__Written request__: Below are some records; repeat them all exactly, minus the pictures.

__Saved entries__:

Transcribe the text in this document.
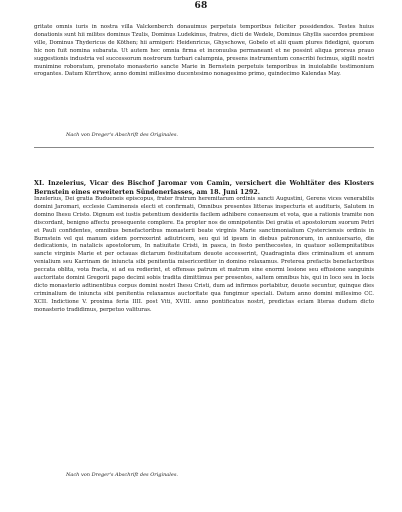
68

gritate omnis iuris in nostra villa Valckenberch donauimus perpetuis temporibus feliciter possidendos. Testes huius donationis sunt hii milites dominus Tzulis, Dominus Ludekinus, fratres, dicti de Wedele, Dominus Ghyllis sacerdos premisse ville, Dominus Thydericus de Köthen; hii armigeri: Heidenricus, Ghyschowe, Gobelo et alii quam plures fidedigni, quorum hic non fuit nomina subarata. Ut autem hec omnia firma et inconuulsa permaneant et ne possint aliqua prorsus prauo suggestionis industria vel successorum nostrorum turbari calumpnia, presens instrumentum conscribi fecimus, sigilli nostri munimine roboratum, prenotato monasterio sancte Marie in Bernstein perpetuis temporibus in inuiolabile testimonium erogantes. Datum Kürrthow, anno domini millesimo ducentesimo nonagesimo primo, quindecimo Kalendas May.

Nach von Dreger's Abschrift des Originales.

XI. Inzelerius, Vicar des Bischof Jaromar von Camin, versichert die Wohltäter des Klosters Bernstein eines erweiterten Sündenerlasses, am 18. Juni 1292.

Inzelerius, Dei gratia Budueneis episcopus, frater fratrum heremitarum ordinis sancti Augustini, Gerens vices venerabilis domini Jaromari, ecclesie Caminensis electi et confirmati, Omnibus presentes litteras inspecturis et audituris, Salutem in domino Ihesu Cristo. Dignum est iustis petentium desideriis facilem adhibere consensum et vota, que a rationis tramite non discordant, benigno affectu prosequente complere. Ea propter nos de omnipotentis Dei gratia et apostolorum suorum Petri et Pauli confidentes, omnibus benefactoribus monasterii beate virginis Marie sanctimonialium Cysterciensis ordinis in Burnstein vel qui manum eidem porrexerint adiutricem, seu qui id ipsum in diebus patronorum, in anniuersario, die dedicationis, in natalicis apostolorum, In natiuitate Cristi, in pasca, in festo penthecostes, in quatuor sollempnitatibus sancte virginis Marie et per octauas dictarum festiuitatum deuote accesserint, Quadraginta dies criminalium et annum venialium seu Karrinam de iniuncta sibi penitentia misericorditer in domino relaxamus. Preterea prefactis benefactoribus peccata oblita, vota fracta, si ad ea redierint, et offensas patrum et matrum sine enormi lesione seu effusione sanguinis auctoritate domini Gregorii papo decimi sobis tradita dimittimus per presentes, saltem omnibus his, qui in loco seu in locis dicto monasterio adtinentibus corpus domini nostri Ihesu Cristi, dum ad infirmos portabitur, deuote secuntur, quinque dies criminalium de iniuncta sibi penitentia relaxamus auctoritate qua fungimur speciali. Datum anno domini millesimo CC. XCII. Indictione V. proxima feria IIII. post Viti, XVIII. anno pontificatus nostri, predictas eciam literas dudum dicto monasterio tradidimus, perpetuo valituras.

Nach von Dreger's Abschrift des Originales.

__Solved exercise__:
Transcribe the text in this document.
68

gritate omnis iuris in nostra villa Valckenberch donauimus perpetuis temporibus feliciter possidendos. Testes huius donationis sunt hii milites dominus Tzulis, Dominus Ludekinus, fratres, dicti de Wedele, Dominus Ghyllis sacerdos premisse ville, Dominus Thydericus de Köthen; hii armigeri: Heidenricus, Ghyschowe, Gobelo et alii quam plures fidedigni, quorum hic non fuit nomina subarata. Ut autem hec omnia firma et inconuulsa permaneant et ne possint aliqua prorsus prauo suggestionis industria vel successorum nostrorum turbari calumpnia, presens instrumentum conscribi fecimus, sigilli nostri munimine roboratum, prenotato monasterio sancte Marie in Bernstein perpetuis temporibus in inuiolabile testimonium erogantes. Datum Kürrthow, anno domini millesimo ducentesimo nonagesimo primo, quindecimo Kalendas May.

Nach von Dreger's Abschrift des Originales.

XI. Inzelerius, Vicar des Bischof Jaromar von Camin, versichert die Wohltäter des Klosters Bernstein eines erweiterten Sündenerlasses, am 18. Juni 1292.

Inzelerius, Dei gratia Budueneis episcopus, frater fratrum heremitarum ordinis sancti Augustini, Gerens vices venerabilis domini Jaromari, ecclesie Caminensis electi et confirmati, Omnibus presentes litteras inspecturis et audituris, Salutem in domino Ihesu Cristo. Dignum est iustis petentium desideriis facilem adhibere consensum et vota, que a rationis tramite non discordant, benigno affectu prosequente complere. Ea propter nos de omnipotentis Dei gratia et apostolorum suorum Petri et Pauli confidentes, omnibus benefactoribus monasterii beate virginis Marie sanctimonialium Cysterciensis ordinis in Burnstein vel qui manum eidem porrexerint adiutricem, seu qui id ipsum in diebus patronorum, in anniuersario, die dedicationis, in natalicis apostolorum, In natiuitate Cristi, in pasca, in festo penthecostes, in quatuor sollempnitatibus sancte virginis Marie et per octauas dictarum festiuitatum deuote accesserint, Quadraginta dies criminalium et annum venialium seu Karrinam de iniuncta sibi penitentia misericorditer in domino relaxamus. Preterea prefactis benefactoribus peccata oblita, vota fracta, si ad ea redierint, et offensas patrum et matrum sine enormi lesione seu effusione sanguinis auctoritate domini Gregorii papo decimi sobis tradita dimittimus per presentes, saltem omnibus his, qui in loco seu in locis dicto monasterio adtinentibus corpus domini nostri Ihesu Cristi, dum ad infirmos portabitur, deuote secuntur, quinque dies criminalium de iniuncta sibi penitentia relaxamus auctoritate qua fungimur speciali. Datum anno domini millesimo CC. XCII. Indictione V. proxima feria IIII. post Viti, XVIII. anno pontificatus nostri, predictas eciam literas dudum dicto monasterio tradidimus, perpetuo valituras.

Nach von Dreger's Abschrift des Originales.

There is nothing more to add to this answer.